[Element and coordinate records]
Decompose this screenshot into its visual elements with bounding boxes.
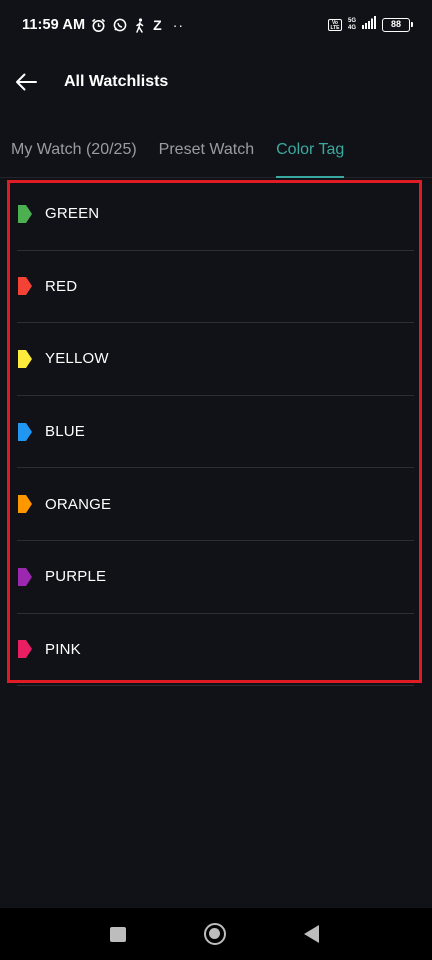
orange-tag-icon: [18, 495, 32, 514]
color-tag-label: PINK: [45, 640, 81, 658]
purple-tag-icon: [18, 567, 32, 586]
signal-icon: [362, 16, 376, 34]
color-tag-row-pink[interactable]: PINK: [17, 614, 414, 687]
color-tag-label: BLUE: [45, 423, 85, 441]
network-type: 5G 4G: [348, 18, 356, 32]
status-time: 11:59 AM: [22, 17, 86, 33]
color-tag-row-blue[interactable]: BLUE: [17, 396, 414, 469]
color-tag-row-green[interactable]: GREEN: [17, 178, 414, 251]
page-title: All Watchlists: [64, 73, 169, 90]
home-circle-icon[interactable]: [204, 923, 226, 945]
color-tag-row-red[interactable]: RED: [17, 251, 414, 324]
color-tag-label: PURPLE: [45, 568, 107, 586]
color-tag-label: YELLOW: [45, 350, 109, 368]
color-tag-row-yellow[interactable]: YELLOW: [17, 323, 414, 396]
status-right: Vo LTE 5G 4G 88: [327, 16, 413, 34]
color-tag-row-orange[interactable]: ORANGE: [17, 468, 414, 541]
color-tag-label: GREEN: [45, 205, 100, 223]
whatsapp-icon: [113, 18, 127, 32]
network-type-top: 5G: [347, 18, 356, 24]
red-tag-icon: [18, 277, 32, 296]
tab-color-tag[interactable]: Color Tag: [276, 128, 345, 178]
system-nav-bar: [0, 908, 432, 960]
status-notification-icons: Z ··: [91, 17, 184, 33]
color-tag-label: RED: [45, 277, 78, 295]
battery-icon: 88: [382, 18, 413, 32]
z-notification-icon: Z: [153, 17, 162, 33]
more-notifications-icon: ··: [172, 17, 185, 33]
blue-tag-icon: [18, 422, 32, 441]
recents-square-icon[interactable]: [110, 927, 126, 942]
alarm-icon: [91, 18, 106, 33]
screen: 11:59 AM Z ·· Vo LTE 5G 4G 88 All Watchl…: [0, 0, 432, 960]
pink-tag-icon: [18, 640, 32, 659]
color-tag-label: ORANGE: [45, 495, 112, 513]
status-bar: 11:59 AM Z ·· Vo LTE 5G 4G 88: [0, 0, 432, 50]
back-button[interactable]: [0, 56, 54, 108]
network-type-bottom: 4G: [347, 25, 356, 31]
tab-my-watch[interactable]: My Watch (20/25): [11, 128, 137, 178]
app-header: All Watchlists: [0, 56, 432, 108]
volte-icon: Vo LTE: [327, 19, 342, 31]
tab-preset-watch[interactable]: Preset Watch: [159, 128, 254, 178]
watchlist-tabs: My Watch (20/25) Preset Watch Color Tag: [0, 128, 432, 178]
color-tag-list: GREEN RED YELLOW BLUE ORANGE PURPLE PINK: [17, 178, 414, 687]
walking-icon: [134, 17, 146, 33]
back-triangle-icon[interactable]: [304, 925, 319, 943]
yellow-tag-icon: [18, 349, 32, 368]
green-tag-icon: [18, 204, 32, 223]
color-tag-row-purple[interactable]: PURPLE: [17, 541, 414, 614]
arrow-left-icon: [16, 73, 37, 91]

What is being asked: Reproduce all of the entries above verbatim, line for line, omitting the pictures.

Output for this exercise:
Decompose this screenshot into its visual elements with bounding boxes.
orange-tag-icon: [18, 495, 32, 514]
color-tag-label: PINK: [45, 640, 81, 658]
purple-tag-icon: [18, 567, 32, 586]
signal-icon: [362, 16, 376, 34]
color-tag-row-pink[interactable]: PINK: [17, 614, 414, 687]
color-tag-label: BLUE: [45, 423, 85, 441]
network-type: 5G 4G: [348, 18, 356, 32]
status-time: 11:59 AM: [22, 17, 86, 33]
color-tag-row-blue[interactable]: BLUE: [17, 396, 414, 469]
color-tag-row-green[interactable]: GREEN: [17, 178, 414, 251]
page-title: All Watchlists: [64, 73, 169, 90]
home-circle-icon[interactable]: [204, 923, 226, 945]
color-tag-row-red[interactable]: RED: [17, 251, 414, 324]
color-tag-label: PURPLE: [45, 568, 107, 586]
color-tag-label: YELLOW: [45, 350, 109, 368]
color-tag-row-yellow[interactable]: YELLOW: [17, 323, 414, 396]
status-right: Vo LTE 5G 4G 88: [327, 16, 413, 34]
color-tag-row-orange[interactable]: ORANGE: [17, 468, 414, 541]
color-tag-label: GREEN: [45, 205, 100, 223]
whatsapp-icon: [113, 18, 127, 32]
network-type-top: 5G: [347, 18, 356, 24]
red-tag-icon: [18, 277, 32, 296]
tab-color-tag[interactable]: Color Tag: [276, 128, 345, 178]
system-nav-bar: [0, 908, 432, 960]
status-notification-icons: Z ··: [91, 17, 184, 33]
color-tag-label: RED: [45, 277, 78, 295]
battery-icon: 88: [382, 18, 413, 32]
z-notification-icon: Z: [153, 17, 162, 33]
more-notifications-icon: ··: [172, 17, 185, 33]
blue-tag-icon: [18, 422, 32, 441]
recents-square-icon[interactable]: [110, 927, 126, 942]
alarm-icon: [91, 18, 106, 33]
screen: 11:59 AM Z ·· Vo LTE 5G 4G 88 All Watchl…: [0, 0, 432, 960]
pink-tag-icon: [18, 640, 32, 659]
color-tag-label: ORANGE: [45, 495, 112, 513]
status-bar: 11:59 AM Z ·· Vo LTE 5G 4G 88: [0, 0, 432, 50]
back-button[interactable]: [0, 56, 54, 108]
network-type-bottom: 4G: [347, 25, 356, 31]
tab-my-watch[interactable]: My Watch (20/25): [11, 128, 137, 178]
app-header: All Watchlists: [0, 56, 432, 108]
volte-icon: Vo LTE: [327, 19, 342, 31]
tab-preset-watch[interactable]: Preset Watch: [159, 128, 254, 178]
watchlist-tabs: My Watch (20/25) Preset Watch Color Tag: [0, 128, 432, 178]
color-tag-list: GREEN RED YELLOW BLUE ORANGE PURPLE PINK: [17, 178, 414, 687]
walking-icon: [134, 17, 146, 33]
back-triangle-icon[interactable]: [304, 925, 319, 943]
yellow-tag-icon: [18, 349, 32, 368]
green-tag-icon: [18, 204, 32, 223]
color-tag-row-purple[interactable]: PURPLE: [17, 541, 414, 614]
arrow-left-icon: [16, 73, 37, 91]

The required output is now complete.